Dataset items:
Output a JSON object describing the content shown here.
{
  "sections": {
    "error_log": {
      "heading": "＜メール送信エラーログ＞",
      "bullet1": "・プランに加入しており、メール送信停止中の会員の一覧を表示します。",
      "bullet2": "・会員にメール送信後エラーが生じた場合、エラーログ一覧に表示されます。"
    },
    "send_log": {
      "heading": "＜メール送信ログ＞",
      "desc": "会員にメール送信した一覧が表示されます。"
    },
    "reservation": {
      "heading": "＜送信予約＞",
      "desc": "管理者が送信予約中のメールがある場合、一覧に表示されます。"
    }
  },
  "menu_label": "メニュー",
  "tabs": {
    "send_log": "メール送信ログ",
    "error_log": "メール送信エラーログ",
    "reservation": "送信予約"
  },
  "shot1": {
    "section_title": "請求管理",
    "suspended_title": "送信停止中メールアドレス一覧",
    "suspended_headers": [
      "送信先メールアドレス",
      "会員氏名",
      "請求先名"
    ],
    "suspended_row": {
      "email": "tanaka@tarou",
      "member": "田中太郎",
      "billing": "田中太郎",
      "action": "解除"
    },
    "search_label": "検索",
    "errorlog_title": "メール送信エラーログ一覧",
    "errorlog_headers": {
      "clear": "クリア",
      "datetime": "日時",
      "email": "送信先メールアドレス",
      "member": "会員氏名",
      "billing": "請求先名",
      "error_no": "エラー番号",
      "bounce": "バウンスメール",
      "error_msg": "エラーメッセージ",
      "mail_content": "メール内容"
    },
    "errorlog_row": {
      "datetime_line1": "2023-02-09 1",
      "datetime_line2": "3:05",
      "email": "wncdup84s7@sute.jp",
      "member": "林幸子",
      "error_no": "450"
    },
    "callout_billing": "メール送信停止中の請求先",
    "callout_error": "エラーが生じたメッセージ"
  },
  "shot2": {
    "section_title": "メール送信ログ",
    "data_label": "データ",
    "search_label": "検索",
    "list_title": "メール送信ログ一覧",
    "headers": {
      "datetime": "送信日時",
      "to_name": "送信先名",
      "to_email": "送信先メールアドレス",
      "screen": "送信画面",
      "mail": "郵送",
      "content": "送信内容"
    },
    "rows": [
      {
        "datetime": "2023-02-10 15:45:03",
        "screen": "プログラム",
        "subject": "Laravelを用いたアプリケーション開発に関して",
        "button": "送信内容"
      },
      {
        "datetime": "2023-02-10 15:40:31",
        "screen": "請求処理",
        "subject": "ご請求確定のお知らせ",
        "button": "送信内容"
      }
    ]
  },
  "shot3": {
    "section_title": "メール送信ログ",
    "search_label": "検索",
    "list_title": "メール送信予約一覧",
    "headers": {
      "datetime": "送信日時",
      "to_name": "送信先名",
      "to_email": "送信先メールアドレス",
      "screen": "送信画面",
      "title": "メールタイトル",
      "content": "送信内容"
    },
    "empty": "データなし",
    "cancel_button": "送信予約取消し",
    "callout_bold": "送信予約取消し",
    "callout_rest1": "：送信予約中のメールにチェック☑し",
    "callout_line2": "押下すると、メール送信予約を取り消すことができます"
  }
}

* [Instruction]:
Make an exact copy of the listing, including every line.

* [Finished task]:
Output a JSON object describing the content shown here.
{
  "sections": {
    "error_log": {
      "heading": "＜メール送信エラーログ＞",
      "bullet1": "・プランに加入しており、メール送信停止中の会員の一覧を表示します。",
      "bullet2": "・会員にメール送信後エラーが生じた場合、エラーログ一覧に表示されます。"
    },
    "send_log": {
      "heading": "＜メール送信ログ＞",
      "desc": "会員にメール送信した一覧が表示されます。"
    },
    "reservation": {
      "heading": "＜送信予約＞",
      "desc": "管理者が送信予約中のメールがある場合、一覧に表示されます。"
    }
  },
  "menu_label": "メニュー",
  "tabs": {
    "send_log": "メール送信ログ",
    "error_log": "メール送信エラーログ",
    "reservation": "送信予約"
  },
  "shot1": {
    "section_title": "請求管理",
    "suspended_title": "送信停止中メールアドレス一覧",
    "suspended_headers": [
      "送信先メールアドレス",
      "会員氏名",
      "請求先名"
    ],
    "suspended_row": {
      "email": "tanaka@tarou",
      "member": "田中太郎",
      "billing": "田中太郎",
      "action": "解除"
    },
    "search_label": "検索",
    "errorlog_title": "メール送信エラーログ一覧",
    "errorlog_headers": {
      "clear": "クリア",
      "datetime": "日時",
      "email": "送信先メールアドレス",
      "member": "会員氏名",
      "billing": "請求先名",
      "error_no": "エラー番号",
      "bounce": "バウンスメール",
      "error_msg": "エラーメッセージ",
      "mail_content": "メール内容"
    },
    "errorlog_row": {
      "datetime_line1": "2023-02-09 1",
      "datetime_line2": "3:05",
      "email": "wncdup84s7@sute.jp",
      "member": "林幸子",
      "error_no": "450"
    },
    "callout_billing": "メール送信停止中の請求先",
    "callout_error": "エラーが生じたメッセージ"
  },
  "shot2": {
    "section_title": "メール送信ログ",
    "data_label": "データ",
    "search_label": "検索",
    "list_title": "メール送信ログ一覧",
    "headers": {
      "datetime": "送信日時",
      "to_name": "送信先名",
      "to_email": "送信先メールアドレス",
      "screen": "送信画面",
      "mail": "郵送",
      "content": "送信内容"
    },
    "rows": [
      {
        "datetime": "2023-02-10 15:45:03",
        "screen": "プログラム",
        "subject": "Laravelを用いたアプリケーション開発に関して",
        "button": "送信内容"
      },
      {
        "datetime": "2023-02-10 15:40:31",
        "screen": "請求処理",
        "subject": "ご請求確定のお知らせ",
        "button": "送信内容"
      }
    ]
  },
  "shot3": {
    "section_title": "メール送信ログ",
    "search_label": "検索",
    "list_title": "メール送信予約一覧",
    "headers": {
      "datetime": "送信日時",
      "to_name": "送信先名",
      "to_email": "送信先メールアドレス",
      "screen": "送信画面",
      "title": "メールタイトル",
      "content": "送信内容"
    },
    "empty": "データなし",
    "cancel_button": "送信予約取消し",
    "callout_bold": "送信予約取消し",
    "callout_rest1": "：送信予約中のメールにチェック☑し",
    "callout_line2": "押下すると、メール送信予約を取り消すことができます"
  }
}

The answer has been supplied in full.